**Work instructions**
Transcribe exactly the lines from the one holding "Transcribe this image's" to the end of the data below, including both of those lines and no others.

**Record excerpts**
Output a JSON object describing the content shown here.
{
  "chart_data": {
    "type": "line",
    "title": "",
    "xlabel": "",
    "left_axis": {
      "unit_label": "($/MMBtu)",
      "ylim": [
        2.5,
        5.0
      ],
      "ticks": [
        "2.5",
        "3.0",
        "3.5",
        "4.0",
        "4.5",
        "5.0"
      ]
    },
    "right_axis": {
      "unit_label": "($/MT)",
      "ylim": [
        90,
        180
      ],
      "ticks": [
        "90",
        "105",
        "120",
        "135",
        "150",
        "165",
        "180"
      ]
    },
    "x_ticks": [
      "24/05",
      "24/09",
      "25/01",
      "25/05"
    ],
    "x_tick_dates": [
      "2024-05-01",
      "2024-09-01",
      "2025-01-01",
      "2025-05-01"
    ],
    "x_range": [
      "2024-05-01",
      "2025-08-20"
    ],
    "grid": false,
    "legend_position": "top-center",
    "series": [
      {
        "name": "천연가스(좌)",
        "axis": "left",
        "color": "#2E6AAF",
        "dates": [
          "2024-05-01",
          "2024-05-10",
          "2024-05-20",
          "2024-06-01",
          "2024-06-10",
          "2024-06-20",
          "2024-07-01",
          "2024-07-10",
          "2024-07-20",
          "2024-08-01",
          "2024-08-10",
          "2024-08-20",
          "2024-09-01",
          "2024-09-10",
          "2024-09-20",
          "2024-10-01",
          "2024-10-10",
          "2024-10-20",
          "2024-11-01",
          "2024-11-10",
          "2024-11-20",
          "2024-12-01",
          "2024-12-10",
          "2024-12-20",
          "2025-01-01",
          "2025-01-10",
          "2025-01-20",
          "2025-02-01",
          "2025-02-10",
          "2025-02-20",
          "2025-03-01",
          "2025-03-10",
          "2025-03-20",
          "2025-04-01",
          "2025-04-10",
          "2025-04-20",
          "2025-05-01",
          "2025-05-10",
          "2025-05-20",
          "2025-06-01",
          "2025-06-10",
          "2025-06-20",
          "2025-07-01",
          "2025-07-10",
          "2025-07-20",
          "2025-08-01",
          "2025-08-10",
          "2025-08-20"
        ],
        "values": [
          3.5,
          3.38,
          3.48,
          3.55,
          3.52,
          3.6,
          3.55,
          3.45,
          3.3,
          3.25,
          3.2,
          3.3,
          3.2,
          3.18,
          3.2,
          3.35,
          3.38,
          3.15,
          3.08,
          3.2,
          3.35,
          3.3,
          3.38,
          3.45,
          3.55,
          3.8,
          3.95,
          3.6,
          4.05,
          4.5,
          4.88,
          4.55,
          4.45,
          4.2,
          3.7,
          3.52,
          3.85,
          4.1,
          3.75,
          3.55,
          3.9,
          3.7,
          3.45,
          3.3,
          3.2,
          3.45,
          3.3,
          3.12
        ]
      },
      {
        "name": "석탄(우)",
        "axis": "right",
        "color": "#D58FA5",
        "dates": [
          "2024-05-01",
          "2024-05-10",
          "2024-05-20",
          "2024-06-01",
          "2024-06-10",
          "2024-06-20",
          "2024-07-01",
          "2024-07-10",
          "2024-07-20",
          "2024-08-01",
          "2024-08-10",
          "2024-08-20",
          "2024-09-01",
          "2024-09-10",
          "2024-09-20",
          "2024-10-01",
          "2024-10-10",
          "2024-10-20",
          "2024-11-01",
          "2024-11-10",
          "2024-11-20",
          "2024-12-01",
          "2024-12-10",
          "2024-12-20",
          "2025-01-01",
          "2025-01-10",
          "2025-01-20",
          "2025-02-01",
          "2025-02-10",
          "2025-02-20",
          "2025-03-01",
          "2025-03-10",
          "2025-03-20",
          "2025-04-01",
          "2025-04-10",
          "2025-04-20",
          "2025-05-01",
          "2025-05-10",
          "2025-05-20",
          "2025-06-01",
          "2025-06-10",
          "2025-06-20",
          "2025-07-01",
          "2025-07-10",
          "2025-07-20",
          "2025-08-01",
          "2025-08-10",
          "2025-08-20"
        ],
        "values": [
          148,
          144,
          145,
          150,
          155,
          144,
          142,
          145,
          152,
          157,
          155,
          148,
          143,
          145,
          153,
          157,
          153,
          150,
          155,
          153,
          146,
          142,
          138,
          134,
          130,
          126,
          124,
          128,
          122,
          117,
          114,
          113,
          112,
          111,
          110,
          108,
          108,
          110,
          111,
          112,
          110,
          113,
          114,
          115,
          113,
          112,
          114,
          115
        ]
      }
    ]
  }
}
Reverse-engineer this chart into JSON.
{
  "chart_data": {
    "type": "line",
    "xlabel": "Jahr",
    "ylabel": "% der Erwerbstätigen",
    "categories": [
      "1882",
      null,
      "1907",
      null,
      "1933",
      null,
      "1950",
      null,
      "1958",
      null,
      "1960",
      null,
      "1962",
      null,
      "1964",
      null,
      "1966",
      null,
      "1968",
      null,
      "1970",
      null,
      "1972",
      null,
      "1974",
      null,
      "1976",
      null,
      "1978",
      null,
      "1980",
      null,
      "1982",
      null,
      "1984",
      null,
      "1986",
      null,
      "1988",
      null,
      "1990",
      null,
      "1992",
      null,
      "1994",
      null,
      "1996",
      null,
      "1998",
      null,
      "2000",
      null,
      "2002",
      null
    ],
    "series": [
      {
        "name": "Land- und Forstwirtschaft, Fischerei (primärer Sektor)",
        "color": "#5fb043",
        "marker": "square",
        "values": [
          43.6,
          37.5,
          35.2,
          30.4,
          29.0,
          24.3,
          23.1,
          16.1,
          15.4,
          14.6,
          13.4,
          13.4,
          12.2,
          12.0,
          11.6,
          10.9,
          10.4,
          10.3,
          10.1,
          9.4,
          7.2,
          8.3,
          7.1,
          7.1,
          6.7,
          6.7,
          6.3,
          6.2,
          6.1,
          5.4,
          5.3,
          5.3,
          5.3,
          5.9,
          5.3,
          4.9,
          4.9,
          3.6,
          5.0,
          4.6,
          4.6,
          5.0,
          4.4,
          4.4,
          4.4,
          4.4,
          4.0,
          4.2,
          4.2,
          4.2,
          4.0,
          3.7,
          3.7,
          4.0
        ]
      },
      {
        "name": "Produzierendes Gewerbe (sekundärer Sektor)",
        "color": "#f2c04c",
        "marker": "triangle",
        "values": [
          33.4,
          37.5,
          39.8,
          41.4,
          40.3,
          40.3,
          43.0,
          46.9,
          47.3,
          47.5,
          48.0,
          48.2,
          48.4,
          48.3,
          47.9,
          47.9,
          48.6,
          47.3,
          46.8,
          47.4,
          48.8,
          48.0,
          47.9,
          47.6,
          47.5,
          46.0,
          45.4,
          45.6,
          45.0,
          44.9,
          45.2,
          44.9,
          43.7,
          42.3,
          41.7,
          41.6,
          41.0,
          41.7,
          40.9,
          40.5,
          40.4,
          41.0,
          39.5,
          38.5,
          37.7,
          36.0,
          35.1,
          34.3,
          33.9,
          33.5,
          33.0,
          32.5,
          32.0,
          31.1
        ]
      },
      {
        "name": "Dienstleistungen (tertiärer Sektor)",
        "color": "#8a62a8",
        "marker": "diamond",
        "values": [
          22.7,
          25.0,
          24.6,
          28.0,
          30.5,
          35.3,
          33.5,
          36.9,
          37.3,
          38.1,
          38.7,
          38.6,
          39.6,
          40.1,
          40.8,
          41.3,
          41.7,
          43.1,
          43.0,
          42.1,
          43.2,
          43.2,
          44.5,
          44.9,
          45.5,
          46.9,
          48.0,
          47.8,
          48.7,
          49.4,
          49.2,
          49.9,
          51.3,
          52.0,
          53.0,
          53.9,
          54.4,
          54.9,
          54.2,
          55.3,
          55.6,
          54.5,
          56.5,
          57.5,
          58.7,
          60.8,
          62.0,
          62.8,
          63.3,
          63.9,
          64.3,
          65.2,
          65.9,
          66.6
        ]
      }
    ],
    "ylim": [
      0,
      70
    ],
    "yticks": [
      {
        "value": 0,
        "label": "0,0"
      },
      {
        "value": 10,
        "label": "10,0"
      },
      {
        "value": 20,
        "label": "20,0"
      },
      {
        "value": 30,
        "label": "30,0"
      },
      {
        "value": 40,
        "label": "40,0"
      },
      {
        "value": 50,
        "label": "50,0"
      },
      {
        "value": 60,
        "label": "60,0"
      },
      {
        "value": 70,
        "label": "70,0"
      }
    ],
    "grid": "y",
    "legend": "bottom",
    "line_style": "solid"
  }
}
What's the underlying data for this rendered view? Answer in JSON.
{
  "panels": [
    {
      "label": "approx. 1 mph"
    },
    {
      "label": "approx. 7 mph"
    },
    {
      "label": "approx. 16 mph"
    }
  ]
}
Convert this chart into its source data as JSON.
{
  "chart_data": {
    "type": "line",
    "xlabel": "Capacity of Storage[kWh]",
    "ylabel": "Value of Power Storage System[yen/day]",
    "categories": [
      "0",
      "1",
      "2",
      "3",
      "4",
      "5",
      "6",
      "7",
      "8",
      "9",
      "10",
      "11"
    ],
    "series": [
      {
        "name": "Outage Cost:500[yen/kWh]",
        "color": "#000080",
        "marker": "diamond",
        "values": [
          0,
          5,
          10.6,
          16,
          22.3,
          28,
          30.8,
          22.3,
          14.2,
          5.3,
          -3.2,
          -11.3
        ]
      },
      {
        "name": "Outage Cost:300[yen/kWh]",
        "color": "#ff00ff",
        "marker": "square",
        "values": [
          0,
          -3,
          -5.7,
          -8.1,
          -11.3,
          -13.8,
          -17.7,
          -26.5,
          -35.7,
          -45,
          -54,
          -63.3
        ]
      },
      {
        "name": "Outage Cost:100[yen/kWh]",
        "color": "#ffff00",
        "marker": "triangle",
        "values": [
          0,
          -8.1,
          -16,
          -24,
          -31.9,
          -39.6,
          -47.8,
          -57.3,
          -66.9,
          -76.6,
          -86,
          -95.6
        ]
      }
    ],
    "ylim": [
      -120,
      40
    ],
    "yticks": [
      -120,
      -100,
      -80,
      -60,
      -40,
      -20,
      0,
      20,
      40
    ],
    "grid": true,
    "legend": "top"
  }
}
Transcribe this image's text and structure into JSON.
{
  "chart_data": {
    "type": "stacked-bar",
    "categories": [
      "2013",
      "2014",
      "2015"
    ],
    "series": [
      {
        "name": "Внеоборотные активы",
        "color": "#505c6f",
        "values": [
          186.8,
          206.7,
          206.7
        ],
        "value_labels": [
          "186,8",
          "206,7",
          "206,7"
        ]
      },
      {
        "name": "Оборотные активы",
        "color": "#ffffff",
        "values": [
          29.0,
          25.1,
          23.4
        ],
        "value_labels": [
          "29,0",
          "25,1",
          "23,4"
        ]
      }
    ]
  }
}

**Solved exercise**
Transcribe this image's text and structure into JSON.
{
  "chart_data": {
    "type": "stacked-bar",
    "categories": [
      "2013",
      "2014",
      "2015"
    ],
    "series": [
      {
        "name": "Внеоборотные активы",
        "color": "#505c6f",
        "values": [
          186.8,
          206.7,
          206.7
        ],
        "value_labels": [
          "186,8",
          "206,7",
          "206,7"
        ]
      },
      {
        "name": "Оборотные активы",
        "color": "#ffffff",
        "values": [
          29.0,
          25.1,
          23.4
        ],
        "value_labels": [
          "29,0",
          "25,1",
          "23,4"
        ]
      }
    ]
  }
}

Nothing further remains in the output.